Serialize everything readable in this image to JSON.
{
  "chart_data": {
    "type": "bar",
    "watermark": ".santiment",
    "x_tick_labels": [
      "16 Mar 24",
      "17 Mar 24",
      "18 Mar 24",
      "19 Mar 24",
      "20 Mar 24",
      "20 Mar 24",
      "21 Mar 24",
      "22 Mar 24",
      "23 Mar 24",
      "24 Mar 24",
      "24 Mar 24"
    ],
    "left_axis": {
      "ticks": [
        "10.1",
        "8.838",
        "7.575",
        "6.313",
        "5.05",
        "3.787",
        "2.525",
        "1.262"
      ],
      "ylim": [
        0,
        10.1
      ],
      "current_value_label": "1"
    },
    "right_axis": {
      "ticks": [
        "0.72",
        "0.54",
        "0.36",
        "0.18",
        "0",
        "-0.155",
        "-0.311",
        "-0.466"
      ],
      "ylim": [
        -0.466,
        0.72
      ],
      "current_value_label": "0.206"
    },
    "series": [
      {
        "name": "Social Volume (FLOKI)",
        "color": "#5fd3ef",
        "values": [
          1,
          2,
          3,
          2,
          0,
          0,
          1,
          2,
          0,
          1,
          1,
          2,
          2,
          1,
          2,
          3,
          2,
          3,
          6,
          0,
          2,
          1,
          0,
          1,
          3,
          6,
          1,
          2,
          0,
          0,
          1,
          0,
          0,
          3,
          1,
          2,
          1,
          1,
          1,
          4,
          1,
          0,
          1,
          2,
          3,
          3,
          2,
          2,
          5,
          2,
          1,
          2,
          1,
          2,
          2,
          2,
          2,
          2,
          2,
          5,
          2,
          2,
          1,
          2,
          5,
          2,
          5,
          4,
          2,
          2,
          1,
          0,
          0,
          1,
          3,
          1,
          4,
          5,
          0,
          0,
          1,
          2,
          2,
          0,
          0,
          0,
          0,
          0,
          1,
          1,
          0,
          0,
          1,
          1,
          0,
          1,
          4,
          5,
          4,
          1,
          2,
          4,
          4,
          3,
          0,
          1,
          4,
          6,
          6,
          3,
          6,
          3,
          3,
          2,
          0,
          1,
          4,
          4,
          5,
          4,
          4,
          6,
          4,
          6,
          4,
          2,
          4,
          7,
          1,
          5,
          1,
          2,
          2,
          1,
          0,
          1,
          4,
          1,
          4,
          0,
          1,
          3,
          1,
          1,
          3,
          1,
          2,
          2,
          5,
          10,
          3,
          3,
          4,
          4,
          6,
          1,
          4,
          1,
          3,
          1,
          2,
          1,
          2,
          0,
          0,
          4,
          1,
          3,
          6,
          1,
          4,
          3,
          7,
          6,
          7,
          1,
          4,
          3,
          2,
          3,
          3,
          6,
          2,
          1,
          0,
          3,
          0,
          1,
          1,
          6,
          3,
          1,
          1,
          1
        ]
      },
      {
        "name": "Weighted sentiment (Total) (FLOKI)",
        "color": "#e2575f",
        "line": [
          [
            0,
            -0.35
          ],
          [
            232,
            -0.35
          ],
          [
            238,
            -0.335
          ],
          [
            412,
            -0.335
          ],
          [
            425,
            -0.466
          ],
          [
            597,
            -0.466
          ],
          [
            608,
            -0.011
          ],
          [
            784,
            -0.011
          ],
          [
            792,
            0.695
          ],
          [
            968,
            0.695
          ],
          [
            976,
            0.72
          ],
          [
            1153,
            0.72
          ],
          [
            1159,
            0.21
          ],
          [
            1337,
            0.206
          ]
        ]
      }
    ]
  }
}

------------------------------------------------

- _Task details_
Retype the entries exactly, including every line.

- _Answer to the problem_
Serialize everything readable in this image to JSON.
{
  "chart_data": {
    "type": "bar",
    "watermark": ".santiment",
    "x_tick_labels": [
      "16 Mar 24",
      "17 Mar 24",
      "18 Mar 24",
      "19 Mar 24",
      "20 Mar 24",
      "20 Mar 24",
      "21 Mar 24",
      "22 Mar 24",
      "23 Mar 24",
      "24 Mar 24",
      "24 Mar 24"
    ],
    "left_axis": {
      "ticks": [
        "10.1",
        "8.838",
        "7.575",
        "6.313",
        "5.05",
        "3.787",
        "2.525",
        "1.262"
      ],
      "ylim": [
        0,
        10.1
      ],
      "current_value_label": "1"
    },
    "right_axis": {
      "ticks": [
        "0.72",
        "0.54",
        "0.36",
        "0.18",
        "0",
        "-0.155",
        "-0.311",
        "-0.466"
      ],
      "ylim": [
        -0.466,
        0.72
      ],
      "current_value_label": "0.206"
    },
    "series": [
      {
        "name": "Social Volume (FLOKI)",
        "color": "#5fd3ef",
        "values": [
          1,
          2,
          3,
          2,
          0,
          0,
          1,
          2,
          0,
          1,
          1,
          2,
          2,
          1,
          2,
          3,
          2,
          3,
          6,
          0,
          2,
          1,
          0,
          1,
          3,
          6,
          1,
          2,
          0,
          0,
          1,
          0,
          0,
          3,
          1,
          2,
          1,
          1,
          1,
          4,
          1,
          0,
          1,
          2,
          3,
          3,
          2,
          2,
          5,
          2,
          1,
          2,
          1,
          2,
          2,
          2,
          2,
          2,
          2,
          5,
          2,
          2,
          1,
          2,
          5,
          2,
          5,
          4,
          2,
          2,
          1,
          0,
          0,
          1,
          3,
          1,
          4,
          5,
          0,
          0,
          1,
          2,
          2,
          0,
          0,
          0,
          0,
          0,
          1,
          1,
          0,
          0,
          1,
          1,
          0,
          1,
          4,
          5,
          4,
          1,
          2,
          4,
          4,
          3,
          0,
          1,
          4,
          6,
          6,
          3,
          6,
          3,
          3,
          2,
          0,
          1,
          4,
          4,
          5,
          4,
          4,
          6,
          4,
          6,
          4,
          2,
          4,
          7,
          1,
          5,
          1,
          2,
          2,
          1,
          0,
          1,
          4,
          1,
          4,
          0,
          1,
          3,
          1,
          1,
          3,
          1,
          2,
          2,
          5,
          10,
          3,
          3,
          4,
          4,
          6,
          1,
          4,
          1,
          3,
          1,
          2,
          1,
          2,
          0,
          0,
          4,
          1,
          3,
          6,
          1,
          4,
          3,
          7,
          6,
          7,
          1,
          4,
          3,
          2,
          3,
          3,
          6,
          2,
          1,
          0,
          3,
          0,
          1,
          1,
          6,
          3,
          1,
          1,
          1
        ]
      },
      {
        "name": "Weighted sentiment (Total) (FLOKI)",
        "color": "#e2575f",
        "line": [
          [
            0,
            -0.35
          ],
          [
            232,
            -0.35
          ],
          [
            238,
            -0.335
          ],
          [
            412,
            -0.335
          ],
          [
            425,
            -0.466
          ],
          [
            597,
            -0.466
          ],
          [
            608,
            -0.011
          ],
          [
            784,
            -0.011
          ],
          [
            792,
            0.695
          ],
          [
            968,
            0.695
          ],
          [
            976,
            0.72
          ],
          [
            1153,
            0.72
          ],
          [
            1159,
            0.21
          ],
          [
            1337,
            0.206
          ]
        ]
      }
    ]
  }
}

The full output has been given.